▶ **GIVEN TASK**: Can you print every record below exactly as written?

▶ **MATERIALS PROVIDED**:
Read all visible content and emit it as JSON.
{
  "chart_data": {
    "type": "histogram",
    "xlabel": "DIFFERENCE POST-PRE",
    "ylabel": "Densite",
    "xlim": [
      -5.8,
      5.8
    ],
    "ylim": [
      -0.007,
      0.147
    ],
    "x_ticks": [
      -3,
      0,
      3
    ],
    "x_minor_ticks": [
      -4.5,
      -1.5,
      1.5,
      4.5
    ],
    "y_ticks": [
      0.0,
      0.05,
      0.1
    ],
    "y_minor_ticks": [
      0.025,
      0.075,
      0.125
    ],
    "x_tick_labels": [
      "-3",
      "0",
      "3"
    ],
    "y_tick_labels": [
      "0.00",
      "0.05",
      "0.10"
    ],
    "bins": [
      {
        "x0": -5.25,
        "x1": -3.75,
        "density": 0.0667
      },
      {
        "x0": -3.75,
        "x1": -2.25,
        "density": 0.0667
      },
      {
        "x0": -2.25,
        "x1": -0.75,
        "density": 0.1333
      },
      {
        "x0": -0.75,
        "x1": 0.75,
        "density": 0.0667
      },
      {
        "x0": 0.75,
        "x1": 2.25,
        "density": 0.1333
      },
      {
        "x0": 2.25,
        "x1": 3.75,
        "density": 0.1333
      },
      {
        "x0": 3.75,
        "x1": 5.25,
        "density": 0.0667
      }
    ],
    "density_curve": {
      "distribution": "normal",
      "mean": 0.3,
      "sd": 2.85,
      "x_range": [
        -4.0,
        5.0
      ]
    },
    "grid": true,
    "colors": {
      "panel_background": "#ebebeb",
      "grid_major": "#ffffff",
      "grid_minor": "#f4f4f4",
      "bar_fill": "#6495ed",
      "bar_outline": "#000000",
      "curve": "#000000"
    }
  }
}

▶ **RESPONSE FOR THIS EXERCISE**:
Read all visible content and emit it as JSON.
{
  "chart_data": {
    "type": "histogram",
    "xlabel": "DIFFERENCE POST-PRE",
    "ylabel": "Densite",
    "xlim": [
      -5.8,
      5.8
    ],
    "ylim": [
      -0.007,
      0.147
    ],
    "x_ticks": [
      -3,
      0,
      3
    ],
    "x_minor_ticks": [
      -4.5,
      -1.5,
      1.5,
      4.5
    ],
    "y_ticks": [
      0.0,
      0.05,
      0.1
    ],
    "y_minor_ticks": [
      0.025,
      0.075,
      0.125
    ],
    "x_tick_labels": [
      "-3",
      "0",
      "3"
    ],
    "y_tick_labels": [
      "0.00",
      "0.05",
      "0.10"
    ],
    "bins": [
      {
        "x0": -5.25,
        "x1": -3.75,
        "density": 0.0667
      },
      {
        "x0": -3.75,
        "x1": -2.25,
        "density": 0.0667
      },
      {
        "x0": -2.25,
        "x1": -0.75,
        "density": 0.1333
      },
      {
        "x0": -0.75,
        "x1": 0.75,
        "density": 0.0667
      },
      {
        "x0": 0.75,
        "x1": 2.25,
        "density": 0.1333
      },
      {
        "x0": 2.25,
        "x1": 3.75,
        "density": 0.1333
      },
      {
        "x0": 3.75,
        "x1": 5.25,
        "density": 0.0667
      }
    ],
    "density_curve": {
      "distribution": "normal",
      "mean": 0.3,
      "sd": 2.85,
      "x_range": [
        -4.0,
        5.0
      ]
    },
    "grid": true,
    "colors": {
      "panel_background": "#ebebeb",
      "grid_major": "#ffffff",
      "grid_minor": "#f4f4f4",
      "bar_fill": "#6495ed",
      "bar_outline": "#000000",
      "curve": "#000000"
    }
  }
}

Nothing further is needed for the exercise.